» What to work on:
Rewrite the rows from the first line through the line containing "x-tick-label: 1.5 [361,484,376,496]", switching "Gamma" to "Delta" and keeping everything else the same.

====

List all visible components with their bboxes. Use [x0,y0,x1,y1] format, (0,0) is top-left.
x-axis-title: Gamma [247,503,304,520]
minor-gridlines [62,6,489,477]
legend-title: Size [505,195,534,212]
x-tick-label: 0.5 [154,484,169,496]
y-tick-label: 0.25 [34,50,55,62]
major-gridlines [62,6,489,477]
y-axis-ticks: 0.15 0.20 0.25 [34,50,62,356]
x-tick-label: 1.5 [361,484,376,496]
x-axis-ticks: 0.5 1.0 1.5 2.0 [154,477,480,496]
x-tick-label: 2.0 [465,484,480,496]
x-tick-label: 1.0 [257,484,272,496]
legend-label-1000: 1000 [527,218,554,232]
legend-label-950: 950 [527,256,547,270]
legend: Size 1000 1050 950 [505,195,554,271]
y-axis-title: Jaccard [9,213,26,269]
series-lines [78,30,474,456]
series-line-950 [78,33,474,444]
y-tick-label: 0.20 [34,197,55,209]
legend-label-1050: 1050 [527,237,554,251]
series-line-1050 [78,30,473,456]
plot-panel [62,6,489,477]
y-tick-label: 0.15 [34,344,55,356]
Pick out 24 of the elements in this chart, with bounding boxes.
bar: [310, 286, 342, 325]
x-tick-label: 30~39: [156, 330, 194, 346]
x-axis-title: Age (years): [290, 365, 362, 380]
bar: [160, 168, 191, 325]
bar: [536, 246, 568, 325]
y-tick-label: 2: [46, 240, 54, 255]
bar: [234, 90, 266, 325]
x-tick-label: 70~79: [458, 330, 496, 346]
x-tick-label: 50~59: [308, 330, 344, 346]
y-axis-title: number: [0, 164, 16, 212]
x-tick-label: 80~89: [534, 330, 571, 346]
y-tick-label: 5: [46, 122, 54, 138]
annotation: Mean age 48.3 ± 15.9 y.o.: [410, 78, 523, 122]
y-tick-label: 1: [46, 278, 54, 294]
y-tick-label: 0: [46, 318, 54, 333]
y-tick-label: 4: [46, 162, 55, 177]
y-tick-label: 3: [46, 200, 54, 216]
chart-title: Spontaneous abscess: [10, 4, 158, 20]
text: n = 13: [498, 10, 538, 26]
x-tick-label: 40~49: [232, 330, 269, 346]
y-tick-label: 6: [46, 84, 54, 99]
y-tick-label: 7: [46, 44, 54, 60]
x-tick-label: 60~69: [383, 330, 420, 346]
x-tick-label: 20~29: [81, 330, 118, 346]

====

» Solution below:
List all visible components with their bboxes. Use [x0,y0,x1,y1] format, (0,0) is top-left.
x-axis-title: Delta [247,503,304,520]
minor-gridlines [62,6,489,477]
legend-title: Size [505,195,534,212]
x-tick-label: 0.5 [154,484,169,496]
y-tick-label: 0.25 [34,50,55,62]
major-gridlines [62,6,489,477]
y-axis-ticks: 0.15 0.20 0.25 [34,50,62,356]
x-tick-label: 1.5 [361,484,376,496]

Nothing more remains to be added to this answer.